▶ _Supplied passage_

Start of Block

The Nixthe nixby Nathan HillKnopf, 2016The Nix invoked in the title of Nathan Hill's tremendously assured sprawling debut novel is, we're told, a creature of Norwegian mythology, an imp that sometimes takes the shape of a horse in order to lure unwary children to their doom. It's a ready-made bit of reductionist social commentary, just the sort of thing you might expect a pretentious first-time novelist to belabor right into the ground, and there are moments early in the book when Hill seems ready to do just that:

It always went like this. The kids who were victims of the Nix always felt, at first, fear. Then luck. Then possession. Then pride. Then terror. They'd kick at the horse to go faster until it was in full gallop, the kids hanging on its neck. It was the best thing that had ever happened to them. They'd never felt so important, so full of pleasure. And only at this point – at the pinnacle of speed and joy, when they felt most in control of the horse, when they felt the most ownership of it, when they most wanted to be celebrated for it and thus felt the most vanity and arrogance and pride – would the horse veer off the road that led to town and gallop toward the cliffs overlooking the sea.

End of Block

▶ _Work item_
Summarize the review excerpt about The Nix in two sentences. The items that come next are not needed.

[Source data]
Start of Block

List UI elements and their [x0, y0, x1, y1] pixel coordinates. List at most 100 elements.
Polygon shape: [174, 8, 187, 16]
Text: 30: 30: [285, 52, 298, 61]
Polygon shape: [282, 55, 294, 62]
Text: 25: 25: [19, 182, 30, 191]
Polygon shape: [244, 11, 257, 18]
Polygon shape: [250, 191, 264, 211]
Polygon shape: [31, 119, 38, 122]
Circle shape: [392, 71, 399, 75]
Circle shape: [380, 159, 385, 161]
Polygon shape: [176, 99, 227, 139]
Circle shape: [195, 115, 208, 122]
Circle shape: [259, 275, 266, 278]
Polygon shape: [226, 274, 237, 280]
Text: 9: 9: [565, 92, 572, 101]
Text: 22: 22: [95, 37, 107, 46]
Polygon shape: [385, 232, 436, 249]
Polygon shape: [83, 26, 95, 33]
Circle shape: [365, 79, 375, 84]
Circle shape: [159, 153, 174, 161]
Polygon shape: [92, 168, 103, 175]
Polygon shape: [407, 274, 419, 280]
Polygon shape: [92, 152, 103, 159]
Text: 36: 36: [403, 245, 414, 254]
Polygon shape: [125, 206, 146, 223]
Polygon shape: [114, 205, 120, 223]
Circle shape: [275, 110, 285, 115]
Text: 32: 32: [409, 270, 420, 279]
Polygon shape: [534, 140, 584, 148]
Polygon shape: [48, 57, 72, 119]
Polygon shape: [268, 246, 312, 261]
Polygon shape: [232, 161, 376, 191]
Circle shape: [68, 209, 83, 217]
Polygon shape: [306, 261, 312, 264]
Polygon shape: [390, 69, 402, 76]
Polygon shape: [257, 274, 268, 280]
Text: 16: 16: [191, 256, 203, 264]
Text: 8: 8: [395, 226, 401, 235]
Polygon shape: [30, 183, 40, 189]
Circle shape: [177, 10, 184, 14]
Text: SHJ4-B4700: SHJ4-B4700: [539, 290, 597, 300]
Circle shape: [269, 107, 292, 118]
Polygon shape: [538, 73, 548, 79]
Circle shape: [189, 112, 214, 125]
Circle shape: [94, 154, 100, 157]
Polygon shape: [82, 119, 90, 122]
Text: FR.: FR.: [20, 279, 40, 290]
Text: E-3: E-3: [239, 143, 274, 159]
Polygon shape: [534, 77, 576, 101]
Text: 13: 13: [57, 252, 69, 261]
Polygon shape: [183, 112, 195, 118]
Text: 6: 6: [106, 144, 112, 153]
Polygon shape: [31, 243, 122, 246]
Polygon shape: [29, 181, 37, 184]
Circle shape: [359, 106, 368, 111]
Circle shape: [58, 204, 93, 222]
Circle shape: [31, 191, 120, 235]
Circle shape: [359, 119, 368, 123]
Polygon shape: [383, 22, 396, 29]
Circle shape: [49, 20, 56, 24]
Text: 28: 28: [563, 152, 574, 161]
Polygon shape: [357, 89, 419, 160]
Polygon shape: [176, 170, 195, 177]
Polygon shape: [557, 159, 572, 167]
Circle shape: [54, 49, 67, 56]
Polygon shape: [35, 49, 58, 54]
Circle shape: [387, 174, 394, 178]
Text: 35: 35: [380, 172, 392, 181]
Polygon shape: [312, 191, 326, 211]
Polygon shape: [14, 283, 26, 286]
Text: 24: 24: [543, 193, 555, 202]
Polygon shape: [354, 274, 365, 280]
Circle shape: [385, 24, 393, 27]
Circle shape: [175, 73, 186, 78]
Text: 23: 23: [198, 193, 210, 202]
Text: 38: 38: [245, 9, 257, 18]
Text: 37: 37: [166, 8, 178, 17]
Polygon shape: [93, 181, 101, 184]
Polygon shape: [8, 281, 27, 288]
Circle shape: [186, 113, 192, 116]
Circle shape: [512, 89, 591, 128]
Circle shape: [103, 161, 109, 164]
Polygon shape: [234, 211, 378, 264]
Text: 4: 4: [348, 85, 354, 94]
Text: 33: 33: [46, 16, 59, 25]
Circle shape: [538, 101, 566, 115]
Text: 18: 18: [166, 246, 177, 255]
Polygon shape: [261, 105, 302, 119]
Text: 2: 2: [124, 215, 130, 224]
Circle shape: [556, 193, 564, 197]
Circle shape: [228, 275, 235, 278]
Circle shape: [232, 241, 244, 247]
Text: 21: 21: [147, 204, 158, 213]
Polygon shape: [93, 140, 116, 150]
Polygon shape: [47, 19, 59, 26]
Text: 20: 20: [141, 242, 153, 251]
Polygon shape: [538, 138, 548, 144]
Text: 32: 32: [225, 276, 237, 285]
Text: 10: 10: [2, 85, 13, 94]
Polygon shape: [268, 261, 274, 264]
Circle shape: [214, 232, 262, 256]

End of Block

▶ _Solution to this problem_
The title of Nathan Hill's debut novel refers to a creature from Norwegian mythology, an imp that sometimes takes the shape of a horse to lure unwary children to their doom, and the review says there are early moments when Hill seems ready to belabor it as social commentary. In the quoted passage, the children feel fear, then luck, possession, pride and terror, and at the peak of their speed, joy and pride the horse veers off the road to town and gallops toward the cliffs overlooking the sea.